_THE EXERCISE_
Find each line with the word "shop" and copy it.

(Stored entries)
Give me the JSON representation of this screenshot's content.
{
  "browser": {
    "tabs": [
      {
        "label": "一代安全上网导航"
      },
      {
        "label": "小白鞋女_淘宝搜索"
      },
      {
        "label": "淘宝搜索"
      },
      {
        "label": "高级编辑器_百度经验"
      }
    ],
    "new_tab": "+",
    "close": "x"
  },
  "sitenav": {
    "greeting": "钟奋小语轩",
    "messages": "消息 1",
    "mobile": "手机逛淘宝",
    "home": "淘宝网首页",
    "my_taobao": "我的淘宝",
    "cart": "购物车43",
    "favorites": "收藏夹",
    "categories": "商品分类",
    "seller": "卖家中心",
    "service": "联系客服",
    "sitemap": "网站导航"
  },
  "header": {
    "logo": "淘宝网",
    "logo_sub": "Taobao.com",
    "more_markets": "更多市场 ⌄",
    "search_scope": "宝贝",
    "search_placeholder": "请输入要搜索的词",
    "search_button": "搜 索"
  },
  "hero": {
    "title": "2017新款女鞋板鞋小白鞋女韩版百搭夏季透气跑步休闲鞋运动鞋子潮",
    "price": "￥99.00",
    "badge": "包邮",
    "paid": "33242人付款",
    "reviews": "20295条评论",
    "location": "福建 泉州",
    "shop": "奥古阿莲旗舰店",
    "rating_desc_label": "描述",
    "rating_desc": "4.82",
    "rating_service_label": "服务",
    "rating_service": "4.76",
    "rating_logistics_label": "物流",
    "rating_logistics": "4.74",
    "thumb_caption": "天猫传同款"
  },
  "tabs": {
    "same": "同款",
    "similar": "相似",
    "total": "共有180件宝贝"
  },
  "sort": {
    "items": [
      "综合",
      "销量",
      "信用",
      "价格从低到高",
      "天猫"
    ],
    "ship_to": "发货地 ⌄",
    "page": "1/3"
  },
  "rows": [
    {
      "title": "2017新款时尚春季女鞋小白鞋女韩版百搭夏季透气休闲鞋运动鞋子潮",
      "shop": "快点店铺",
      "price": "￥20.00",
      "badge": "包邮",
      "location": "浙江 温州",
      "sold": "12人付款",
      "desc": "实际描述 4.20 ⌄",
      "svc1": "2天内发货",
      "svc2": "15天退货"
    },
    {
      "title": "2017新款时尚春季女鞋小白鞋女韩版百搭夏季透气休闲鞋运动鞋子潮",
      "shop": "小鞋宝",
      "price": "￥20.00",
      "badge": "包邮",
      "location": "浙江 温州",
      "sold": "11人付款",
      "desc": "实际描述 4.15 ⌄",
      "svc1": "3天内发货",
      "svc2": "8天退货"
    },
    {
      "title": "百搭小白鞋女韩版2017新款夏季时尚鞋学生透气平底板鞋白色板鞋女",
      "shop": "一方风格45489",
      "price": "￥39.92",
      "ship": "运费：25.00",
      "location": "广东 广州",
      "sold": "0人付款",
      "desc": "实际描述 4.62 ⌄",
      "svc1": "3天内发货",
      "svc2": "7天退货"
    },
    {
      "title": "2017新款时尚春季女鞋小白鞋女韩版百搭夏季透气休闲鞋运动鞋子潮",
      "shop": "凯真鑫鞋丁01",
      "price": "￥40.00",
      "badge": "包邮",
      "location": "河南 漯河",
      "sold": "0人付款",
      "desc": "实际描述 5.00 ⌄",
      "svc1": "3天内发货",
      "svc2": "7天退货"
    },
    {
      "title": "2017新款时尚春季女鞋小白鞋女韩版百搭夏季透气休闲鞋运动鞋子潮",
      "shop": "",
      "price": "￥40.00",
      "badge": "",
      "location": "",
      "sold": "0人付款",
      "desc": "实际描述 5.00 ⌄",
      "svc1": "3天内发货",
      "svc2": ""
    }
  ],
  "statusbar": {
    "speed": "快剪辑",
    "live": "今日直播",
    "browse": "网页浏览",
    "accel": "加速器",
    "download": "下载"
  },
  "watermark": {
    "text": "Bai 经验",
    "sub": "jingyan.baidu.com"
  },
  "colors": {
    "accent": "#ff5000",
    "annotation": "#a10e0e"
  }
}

_ANSWER IN FULL_
    "shop": "奥古阿莲旗舰店",
      "shop": "快点店铺",
      "shop": "小鞋宝",
      "shop": "一方风格45489",
      "shop": "凯真鑫鞋丁01",
      "shop": "",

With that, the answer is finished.